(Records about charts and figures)
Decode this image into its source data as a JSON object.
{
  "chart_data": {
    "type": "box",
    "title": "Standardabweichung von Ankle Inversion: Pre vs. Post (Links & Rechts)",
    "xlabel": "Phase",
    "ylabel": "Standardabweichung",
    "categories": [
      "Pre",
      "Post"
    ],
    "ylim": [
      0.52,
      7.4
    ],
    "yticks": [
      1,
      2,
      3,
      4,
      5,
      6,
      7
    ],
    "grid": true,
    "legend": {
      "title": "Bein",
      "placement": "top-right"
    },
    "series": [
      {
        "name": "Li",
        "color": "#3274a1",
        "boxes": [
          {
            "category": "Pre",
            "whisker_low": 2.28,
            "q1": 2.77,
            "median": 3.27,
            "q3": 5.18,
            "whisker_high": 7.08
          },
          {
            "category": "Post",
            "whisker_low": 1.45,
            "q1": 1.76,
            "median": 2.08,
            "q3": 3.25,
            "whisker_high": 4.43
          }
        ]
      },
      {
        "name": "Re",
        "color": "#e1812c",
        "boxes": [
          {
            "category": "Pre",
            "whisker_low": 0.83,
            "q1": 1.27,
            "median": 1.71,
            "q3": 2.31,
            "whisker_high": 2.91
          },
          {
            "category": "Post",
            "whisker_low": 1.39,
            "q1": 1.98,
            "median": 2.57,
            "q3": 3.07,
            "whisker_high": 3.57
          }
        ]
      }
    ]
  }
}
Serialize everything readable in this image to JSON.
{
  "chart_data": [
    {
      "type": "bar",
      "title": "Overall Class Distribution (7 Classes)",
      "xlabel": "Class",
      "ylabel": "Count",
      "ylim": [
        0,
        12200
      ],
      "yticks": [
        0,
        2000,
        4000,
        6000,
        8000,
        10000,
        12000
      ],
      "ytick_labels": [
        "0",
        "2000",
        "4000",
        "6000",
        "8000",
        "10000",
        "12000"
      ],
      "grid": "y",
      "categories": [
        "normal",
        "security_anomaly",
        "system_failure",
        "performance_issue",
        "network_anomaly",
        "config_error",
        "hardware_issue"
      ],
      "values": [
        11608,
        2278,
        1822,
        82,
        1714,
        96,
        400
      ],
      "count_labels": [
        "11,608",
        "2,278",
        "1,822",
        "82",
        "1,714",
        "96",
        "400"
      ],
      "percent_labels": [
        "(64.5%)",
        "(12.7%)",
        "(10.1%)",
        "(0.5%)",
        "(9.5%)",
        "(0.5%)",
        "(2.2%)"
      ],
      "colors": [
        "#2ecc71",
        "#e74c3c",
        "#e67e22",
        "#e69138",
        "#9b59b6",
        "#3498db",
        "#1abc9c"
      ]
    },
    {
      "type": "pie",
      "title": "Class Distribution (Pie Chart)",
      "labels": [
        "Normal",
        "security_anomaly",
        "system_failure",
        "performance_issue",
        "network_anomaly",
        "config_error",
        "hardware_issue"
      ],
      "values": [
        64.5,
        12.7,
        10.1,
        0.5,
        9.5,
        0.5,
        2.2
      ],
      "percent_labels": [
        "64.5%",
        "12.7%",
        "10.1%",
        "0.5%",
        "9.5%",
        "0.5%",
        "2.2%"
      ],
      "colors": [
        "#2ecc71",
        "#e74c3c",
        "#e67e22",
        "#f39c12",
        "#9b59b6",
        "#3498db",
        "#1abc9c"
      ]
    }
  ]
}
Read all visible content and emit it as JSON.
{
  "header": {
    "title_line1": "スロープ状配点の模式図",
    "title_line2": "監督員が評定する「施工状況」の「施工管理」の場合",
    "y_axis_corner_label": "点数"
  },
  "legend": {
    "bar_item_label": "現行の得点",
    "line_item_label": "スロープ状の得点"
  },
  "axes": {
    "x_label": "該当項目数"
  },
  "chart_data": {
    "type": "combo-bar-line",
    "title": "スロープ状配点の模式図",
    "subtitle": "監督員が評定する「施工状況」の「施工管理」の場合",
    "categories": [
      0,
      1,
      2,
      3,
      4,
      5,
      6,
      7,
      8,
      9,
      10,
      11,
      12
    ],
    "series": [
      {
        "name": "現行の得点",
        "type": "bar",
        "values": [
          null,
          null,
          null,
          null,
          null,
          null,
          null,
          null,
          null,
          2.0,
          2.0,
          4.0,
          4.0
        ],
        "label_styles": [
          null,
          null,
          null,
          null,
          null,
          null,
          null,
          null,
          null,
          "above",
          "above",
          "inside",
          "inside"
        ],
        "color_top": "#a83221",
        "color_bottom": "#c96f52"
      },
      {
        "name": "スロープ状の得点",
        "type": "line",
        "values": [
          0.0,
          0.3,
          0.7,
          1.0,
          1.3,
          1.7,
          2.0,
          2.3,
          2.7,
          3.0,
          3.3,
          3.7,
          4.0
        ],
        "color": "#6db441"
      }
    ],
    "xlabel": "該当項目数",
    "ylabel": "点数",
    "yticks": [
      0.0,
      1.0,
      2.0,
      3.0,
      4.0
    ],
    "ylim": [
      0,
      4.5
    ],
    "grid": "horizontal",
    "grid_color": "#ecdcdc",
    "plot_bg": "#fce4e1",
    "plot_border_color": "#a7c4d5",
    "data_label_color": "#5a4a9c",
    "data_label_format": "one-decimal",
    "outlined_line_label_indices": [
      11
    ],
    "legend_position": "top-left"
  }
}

**Requirement:**
Each record above should be restated word for word.

**Response below:**
Decode this image into its source data as a JSON object.
{
  "chart_data": {
    "type": "box",
    "title": "Standardabweichung von Ankle Inversion: Pre vs. Post (Links & Rechts)",
    "xlabel": "Phase",
    "ylabel": "Standardabweichung",
    "categories": [
      "Pre",
      "Post"
    ],
    "ylim": [
      0.52,
      7.4
    ],
    "yticks": [
      1,
      2,
      3,
      4,
      5,
      6,
      7
    ],
    "grid": true,
    "legend": {
      "title": "Bein",
      "placement": "top-right"
    },
    "series": [
      {
        "name": "Li",
        "color": "#3274a1",
        "boxes": [
          {
            "category": "Pre",
            "whisker_low": 2.28,
            "q1": 2.77,
            "median": 3.27,
            "q3": 5.18,
            "whisker_high": 7.08
          },
          {
            "category": "Post",
            "whisker_low": 1.45,
            "q1": 1.76,
            "median": 2.08,
            "q3": 3.25,
            "whisker_high": 4.43
          }
        ]
      },
      {
        "name": "Re",
        "color": "#e1812c",
        "boxes": [
          {
            "category": "Pre",
            "whisker_low": 0.83,
            "q1": 1.27,
            "median": 1.71,
            "q3": 2.31,
            "whisker_high": 2.91
          },
          {
            "category": "Post",
            "whisker_low": 1.39,
            "q1": 1.98,
            "median": 2.57,
            "q3": 3.07,
            "whisker_high": 3.57
          }
        ]
      }
    ]
  }
}
Serialize everything readable in this image to JSON.
{
  "chart_data": [
    {
      "type": "bar",
      "title": "Overall Class Distribution (7 Classes)",
      "xlabel": "Class",
      "ylabel": "Count",
      "ylim": [
        0,
        12200
      ],
      "yticks": [
        0,
        2000,
        4000,
        6000,
        8000,
        10000,
        12000
      ],
      "ytick_labels": [
        "0",
        "2000",
        "4000",
        "6000",
        "8000",
        "10000",
        "12000"
      ],
      "grid": "y",
      "categories": [
        "normal",
        "security_anomaly",
        "system_failure",
        "performance_issue",
        "network_anomaly",
        "config_error",
        "hardware_issue"
      ],
      "values": [
        11608,
        2278,
        1822,
        82,
        1714,
        96,
        400
      ],
      "count_labels": [
        "11,608",
        "2,278",
        "1,822",
        "82",
        "1,714",
        "96",
        "400"
      ],
      "percent_labels": [
        "(64.5%)",
        "(12.7%)",
        "(10.1%)",
        "(0.5%)",
        "(9.5%)",
        "(0.5%)",
        "(2.2%)"
      ],
      "colors": [
        "#2ecc71",
        "#e74c3c",
        "#e67e22",
        "#e69138",
        "#9b59b6",
        "#3498db",
        "#1abc9c"
      ]
    },
    {
      "type": "pie",
      "title": "Class Distribution (Pie Chart)",
      "labels": [
        "Normal",
        "security_anomaly",
        "system_failure",
        "performance_issue",
        "network_anomaly",
        "config_error",
        "hardware_issue"
      ],
      "values": [
        64.5,
        12.7,
        10.1,
        0.5,
        9.5,
        0.5,
        2.2
      ],
      "percent_labels": [
        "64.5%",
        "12.7%",
        "10.1%",
        "0.5%",
        "9.5%",
        "0.5%",
        "2.2%"
      ],
      "colors": [
        "#2ecc71",
        "#e74c3c",
        "#e67e22",
        "#f39c12",
        "#9b59b6",
        "#3498db",
        "#1abc9c"
      ]
    }
  ]
}
Read all visible content and emit it as JSON.
{
  "header": {
    "title_line1": "スロープ状配点の模式図",
    "title_line2": "監督員が評定する「施工状況」の「施工管理」の場合",
    "y_axis_corner_label": "点数"
  },
  "legend": {
    "bar_item_label": "現行の得点",
    "line_item_label": "スロープ状の得点"
  },
  "axes": {
    "x_label": "該当項目数"
  },
  "chart_data": {
    "type": "combo-bar-line",
    "title": "スロープ状配点の模式図",
    "subtitle": "監督員が評定する「施工状況」の「施工管理」の場合",
    "categories": [
      0,
      1,
      2,
      3,
      4,
      5,
      6,
      7,
      8,
      9,
      10,
      11,
      12
    ],
    "series": [
      {
        "name": "現行の得点",
        "type": "bar",
        "values": [
          null,
          null,
          null,
          null,
          null,
          null,
          null,
          null,
          null,
          2.0,
          2.0,
          4.0,
          4.0
        ],
        "label_styles": [
          null,
          null,
          null,
          null,
          null,
          null,
          null,
          null,
          null,
          "above",
          "above",
          "inside",
          "inside"
        ],
        "color_top": "#a83221",
        "color_bottom": "#c96f52"
      },
      {
        "name": "スロープ状の得点",
        "type": "line",
        "values": [
          0.0,
          0.3,
          0.7,
          1.0,
          1.3,
          1.7,
          2.0,
          2.3,
          2.7,
          3.0,
          3.3,
          3.7,
          4.0
        ],
        "color": "#6db441"
      }
    ],
    "xlabel": "該当項目数",
    "ylabel": "点数",
    "yticks": [
      0.0,
      1.0,
      2.0,
      3.0,
      4.0
    ],
    "ylim": [
      0,
      4.5
    ],
    "grid": "horizontal",
    "grid_color": "#ecdcdc",
    "plot_bg": "#fce4e1",
    "plot_border_color": "#a7c4d5",
    "data_label_color": "#5a4a9c",
    "data_label_format": "one-decimal",
    "outlined_line_label_indices": [
      11
    ],
    "legend_position": "top-left"
  }
}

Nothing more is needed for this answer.